Could you render the lines of the listing from the line with "- svg-text:−6: −6: [668, 544, 690, 565]" to the line with "- svg-text:−16: −16: [250, 544, 282, 565]", both included, as a numbered list with any blank lines left out?

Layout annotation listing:
==========

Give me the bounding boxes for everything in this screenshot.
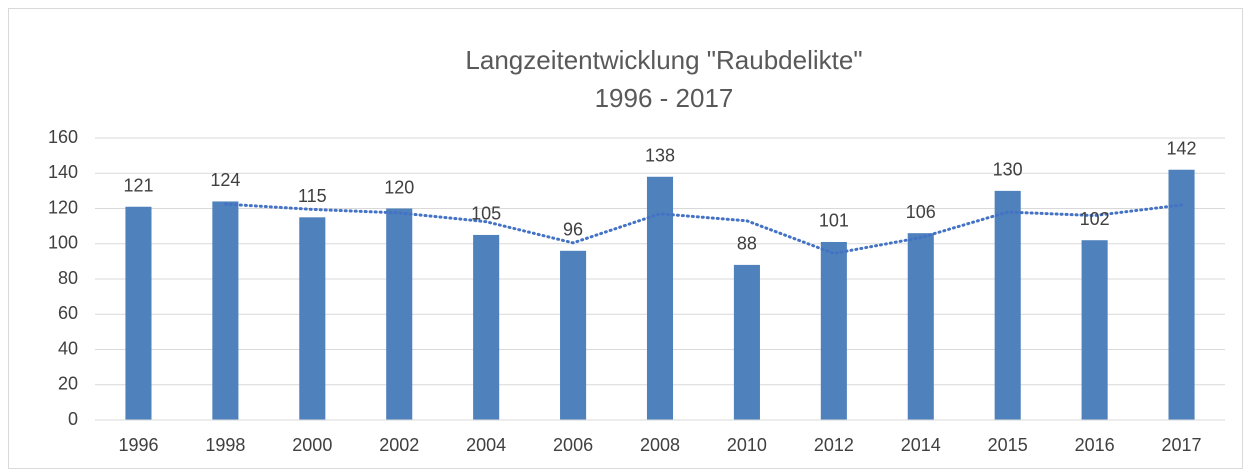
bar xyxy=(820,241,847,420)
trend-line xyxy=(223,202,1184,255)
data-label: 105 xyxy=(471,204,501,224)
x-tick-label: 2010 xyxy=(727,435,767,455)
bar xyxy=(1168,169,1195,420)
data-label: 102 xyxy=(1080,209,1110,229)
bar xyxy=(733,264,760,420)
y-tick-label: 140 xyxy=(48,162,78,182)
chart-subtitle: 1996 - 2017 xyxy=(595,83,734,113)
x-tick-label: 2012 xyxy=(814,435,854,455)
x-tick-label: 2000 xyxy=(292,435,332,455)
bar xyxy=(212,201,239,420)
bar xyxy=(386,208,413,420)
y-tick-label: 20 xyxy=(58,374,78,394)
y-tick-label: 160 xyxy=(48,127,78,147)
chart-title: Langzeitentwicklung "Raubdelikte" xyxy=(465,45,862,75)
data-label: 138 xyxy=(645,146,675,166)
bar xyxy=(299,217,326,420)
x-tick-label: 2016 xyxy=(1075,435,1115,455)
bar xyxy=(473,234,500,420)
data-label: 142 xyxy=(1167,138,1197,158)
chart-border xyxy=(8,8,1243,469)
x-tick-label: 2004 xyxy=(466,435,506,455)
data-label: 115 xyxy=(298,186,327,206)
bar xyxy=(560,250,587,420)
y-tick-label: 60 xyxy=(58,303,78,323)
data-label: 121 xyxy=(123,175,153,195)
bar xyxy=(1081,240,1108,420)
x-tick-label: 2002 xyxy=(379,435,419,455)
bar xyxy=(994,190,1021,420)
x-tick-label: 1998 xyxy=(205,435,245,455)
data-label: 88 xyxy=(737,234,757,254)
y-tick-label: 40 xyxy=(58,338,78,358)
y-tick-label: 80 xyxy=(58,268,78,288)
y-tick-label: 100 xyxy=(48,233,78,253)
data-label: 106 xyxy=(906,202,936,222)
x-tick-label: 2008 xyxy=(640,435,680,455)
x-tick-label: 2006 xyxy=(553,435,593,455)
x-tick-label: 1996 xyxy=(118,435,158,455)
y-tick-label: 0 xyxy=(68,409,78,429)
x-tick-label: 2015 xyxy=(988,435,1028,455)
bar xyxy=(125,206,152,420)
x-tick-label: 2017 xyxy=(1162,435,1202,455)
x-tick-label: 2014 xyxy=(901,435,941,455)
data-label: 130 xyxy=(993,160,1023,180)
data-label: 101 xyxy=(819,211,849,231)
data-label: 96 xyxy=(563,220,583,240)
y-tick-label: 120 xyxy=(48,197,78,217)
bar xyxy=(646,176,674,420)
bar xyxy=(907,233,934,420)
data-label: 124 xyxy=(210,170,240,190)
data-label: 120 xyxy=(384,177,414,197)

==========

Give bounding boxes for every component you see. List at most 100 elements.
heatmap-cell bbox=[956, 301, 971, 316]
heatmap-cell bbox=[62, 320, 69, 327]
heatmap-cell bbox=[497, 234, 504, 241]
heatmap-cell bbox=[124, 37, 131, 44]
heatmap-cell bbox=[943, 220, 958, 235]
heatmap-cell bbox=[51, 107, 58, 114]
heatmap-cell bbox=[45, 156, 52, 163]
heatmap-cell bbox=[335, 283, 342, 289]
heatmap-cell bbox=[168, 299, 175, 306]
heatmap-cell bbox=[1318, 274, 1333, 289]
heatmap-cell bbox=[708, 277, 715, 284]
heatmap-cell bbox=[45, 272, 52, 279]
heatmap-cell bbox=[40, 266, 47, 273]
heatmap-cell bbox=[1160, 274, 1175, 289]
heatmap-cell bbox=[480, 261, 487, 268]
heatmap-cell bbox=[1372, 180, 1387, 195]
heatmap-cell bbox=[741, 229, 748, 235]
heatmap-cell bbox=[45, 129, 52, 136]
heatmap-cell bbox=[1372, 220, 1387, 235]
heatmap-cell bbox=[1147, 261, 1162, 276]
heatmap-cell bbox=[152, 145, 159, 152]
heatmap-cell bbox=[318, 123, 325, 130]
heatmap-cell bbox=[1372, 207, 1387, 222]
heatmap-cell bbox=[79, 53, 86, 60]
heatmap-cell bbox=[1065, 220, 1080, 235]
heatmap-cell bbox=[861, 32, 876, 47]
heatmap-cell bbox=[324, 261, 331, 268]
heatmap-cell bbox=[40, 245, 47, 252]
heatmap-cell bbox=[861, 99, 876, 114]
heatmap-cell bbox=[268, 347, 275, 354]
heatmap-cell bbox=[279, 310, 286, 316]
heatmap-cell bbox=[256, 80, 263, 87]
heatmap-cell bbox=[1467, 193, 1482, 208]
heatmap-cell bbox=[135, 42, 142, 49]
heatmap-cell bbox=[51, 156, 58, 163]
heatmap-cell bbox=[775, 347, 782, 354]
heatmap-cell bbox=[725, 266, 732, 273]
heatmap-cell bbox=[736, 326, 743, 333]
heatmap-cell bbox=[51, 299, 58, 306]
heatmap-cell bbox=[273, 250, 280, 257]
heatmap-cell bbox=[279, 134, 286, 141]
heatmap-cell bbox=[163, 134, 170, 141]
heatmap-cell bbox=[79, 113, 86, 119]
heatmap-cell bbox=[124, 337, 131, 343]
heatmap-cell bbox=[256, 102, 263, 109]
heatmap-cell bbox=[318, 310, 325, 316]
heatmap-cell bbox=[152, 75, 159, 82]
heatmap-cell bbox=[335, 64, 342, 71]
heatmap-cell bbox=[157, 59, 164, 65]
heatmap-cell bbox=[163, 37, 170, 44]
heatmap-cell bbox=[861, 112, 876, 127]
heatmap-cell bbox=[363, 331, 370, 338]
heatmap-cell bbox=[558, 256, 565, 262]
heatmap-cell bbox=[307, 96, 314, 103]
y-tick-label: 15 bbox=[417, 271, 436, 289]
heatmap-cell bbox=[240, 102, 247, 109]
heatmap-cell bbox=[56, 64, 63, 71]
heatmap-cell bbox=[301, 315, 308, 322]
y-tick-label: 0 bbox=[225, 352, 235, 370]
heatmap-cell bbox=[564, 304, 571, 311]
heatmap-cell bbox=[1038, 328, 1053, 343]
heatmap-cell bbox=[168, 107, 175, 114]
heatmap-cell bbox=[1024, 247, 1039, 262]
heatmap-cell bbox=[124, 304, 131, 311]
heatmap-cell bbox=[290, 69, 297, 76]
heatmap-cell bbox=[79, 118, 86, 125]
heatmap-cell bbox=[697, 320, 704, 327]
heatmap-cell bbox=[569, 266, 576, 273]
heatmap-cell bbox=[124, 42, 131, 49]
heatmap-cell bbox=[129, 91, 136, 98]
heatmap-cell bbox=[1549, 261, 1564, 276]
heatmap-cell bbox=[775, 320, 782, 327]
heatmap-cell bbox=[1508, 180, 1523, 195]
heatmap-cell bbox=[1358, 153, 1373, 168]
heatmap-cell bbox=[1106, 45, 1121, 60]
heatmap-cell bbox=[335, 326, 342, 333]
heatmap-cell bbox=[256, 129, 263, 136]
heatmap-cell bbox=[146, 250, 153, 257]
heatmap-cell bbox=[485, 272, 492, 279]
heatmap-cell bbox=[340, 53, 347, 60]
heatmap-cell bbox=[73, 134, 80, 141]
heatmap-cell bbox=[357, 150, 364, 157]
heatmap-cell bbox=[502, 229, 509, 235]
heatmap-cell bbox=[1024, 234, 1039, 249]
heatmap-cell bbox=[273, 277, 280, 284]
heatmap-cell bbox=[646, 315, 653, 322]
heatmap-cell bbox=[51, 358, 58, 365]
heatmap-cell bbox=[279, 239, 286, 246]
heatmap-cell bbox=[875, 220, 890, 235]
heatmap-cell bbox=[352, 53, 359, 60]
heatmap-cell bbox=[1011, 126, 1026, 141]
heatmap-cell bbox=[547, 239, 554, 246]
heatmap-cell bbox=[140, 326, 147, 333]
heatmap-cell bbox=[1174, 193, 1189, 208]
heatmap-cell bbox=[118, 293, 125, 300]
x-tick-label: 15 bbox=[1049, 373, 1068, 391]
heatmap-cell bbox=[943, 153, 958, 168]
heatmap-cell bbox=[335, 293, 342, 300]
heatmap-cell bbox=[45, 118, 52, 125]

==========

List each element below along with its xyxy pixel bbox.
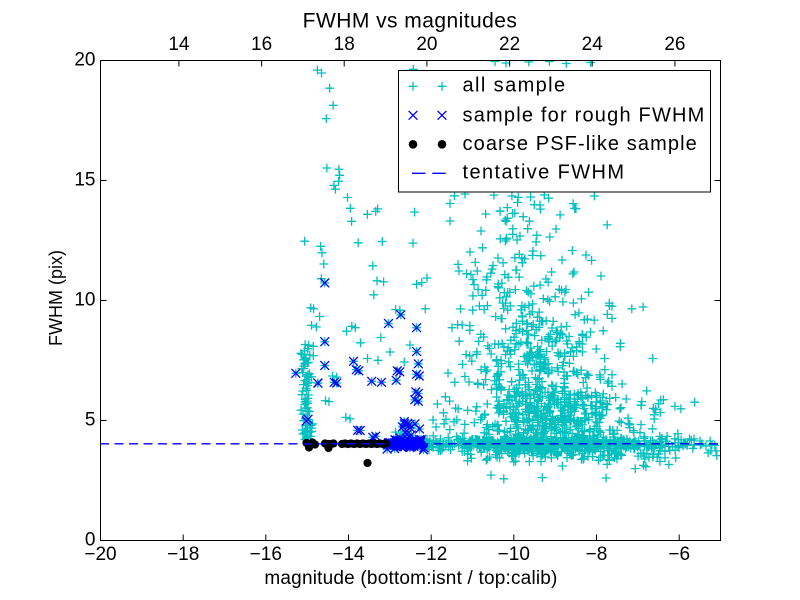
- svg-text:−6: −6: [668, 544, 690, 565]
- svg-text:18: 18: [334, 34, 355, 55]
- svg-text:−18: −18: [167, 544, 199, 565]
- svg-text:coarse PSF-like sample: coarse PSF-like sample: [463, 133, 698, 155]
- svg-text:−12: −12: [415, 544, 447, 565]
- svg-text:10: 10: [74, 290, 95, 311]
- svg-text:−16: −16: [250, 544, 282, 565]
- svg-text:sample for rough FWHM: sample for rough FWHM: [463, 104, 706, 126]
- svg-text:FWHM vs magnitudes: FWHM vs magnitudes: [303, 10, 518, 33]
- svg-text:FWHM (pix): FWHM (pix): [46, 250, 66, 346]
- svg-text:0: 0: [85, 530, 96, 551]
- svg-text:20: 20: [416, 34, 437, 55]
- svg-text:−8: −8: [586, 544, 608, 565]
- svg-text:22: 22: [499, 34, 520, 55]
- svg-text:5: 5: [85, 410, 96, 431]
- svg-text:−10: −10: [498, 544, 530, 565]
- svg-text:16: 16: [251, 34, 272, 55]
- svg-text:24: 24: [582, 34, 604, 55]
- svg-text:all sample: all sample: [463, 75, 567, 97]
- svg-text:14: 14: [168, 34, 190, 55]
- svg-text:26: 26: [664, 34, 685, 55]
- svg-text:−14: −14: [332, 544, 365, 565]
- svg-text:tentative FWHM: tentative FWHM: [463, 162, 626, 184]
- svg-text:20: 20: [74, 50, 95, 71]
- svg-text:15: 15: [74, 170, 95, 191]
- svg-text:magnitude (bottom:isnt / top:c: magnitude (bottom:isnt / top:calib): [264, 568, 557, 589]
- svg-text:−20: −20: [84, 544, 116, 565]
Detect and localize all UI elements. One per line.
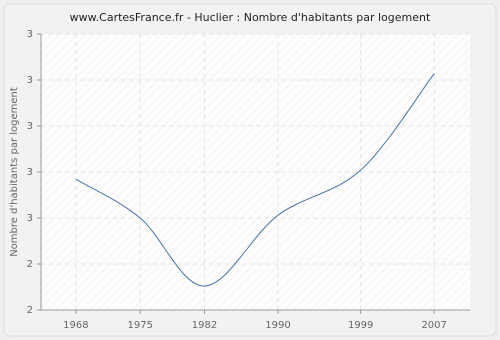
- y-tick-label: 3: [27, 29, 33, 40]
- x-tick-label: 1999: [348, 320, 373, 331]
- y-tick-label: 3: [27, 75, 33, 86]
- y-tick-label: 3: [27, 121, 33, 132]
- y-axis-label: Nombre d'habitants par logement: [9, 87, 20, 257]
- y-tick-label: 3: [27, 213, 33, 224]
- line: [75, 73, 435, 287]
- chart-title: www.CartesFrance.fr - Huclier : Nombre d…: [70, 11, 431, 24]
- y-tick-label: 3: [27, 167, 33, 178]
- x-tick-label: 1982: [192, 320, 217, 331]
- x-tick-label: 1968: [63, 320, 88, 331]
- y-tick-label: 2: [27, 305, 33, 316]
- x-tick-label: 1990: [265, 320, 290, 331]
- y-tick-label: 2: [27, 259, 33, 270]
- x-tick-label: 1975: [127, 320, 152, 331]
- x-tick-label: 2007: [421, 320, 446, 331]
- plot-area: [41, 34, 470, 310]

==========

Response to the exercise
1. - svg-text:−6: −6: [668, 544, 690, 565]
2. - svg-text:18: 18: [334, 34, 355, 55]
3. - svg-text:−18: −18: [167, 544, 199, 565]
4. - svg-text:coarse PSF-like sample: coarse PSF-like sample: [463, 133, 698, 155]
5. - svg-text:−12: −12: [415, 544, 447, 565]
6. - svg-text:10: 10: [74, 290, 95, 311]
7. - svg-text:−16: −16: [250, 544, 282, 565]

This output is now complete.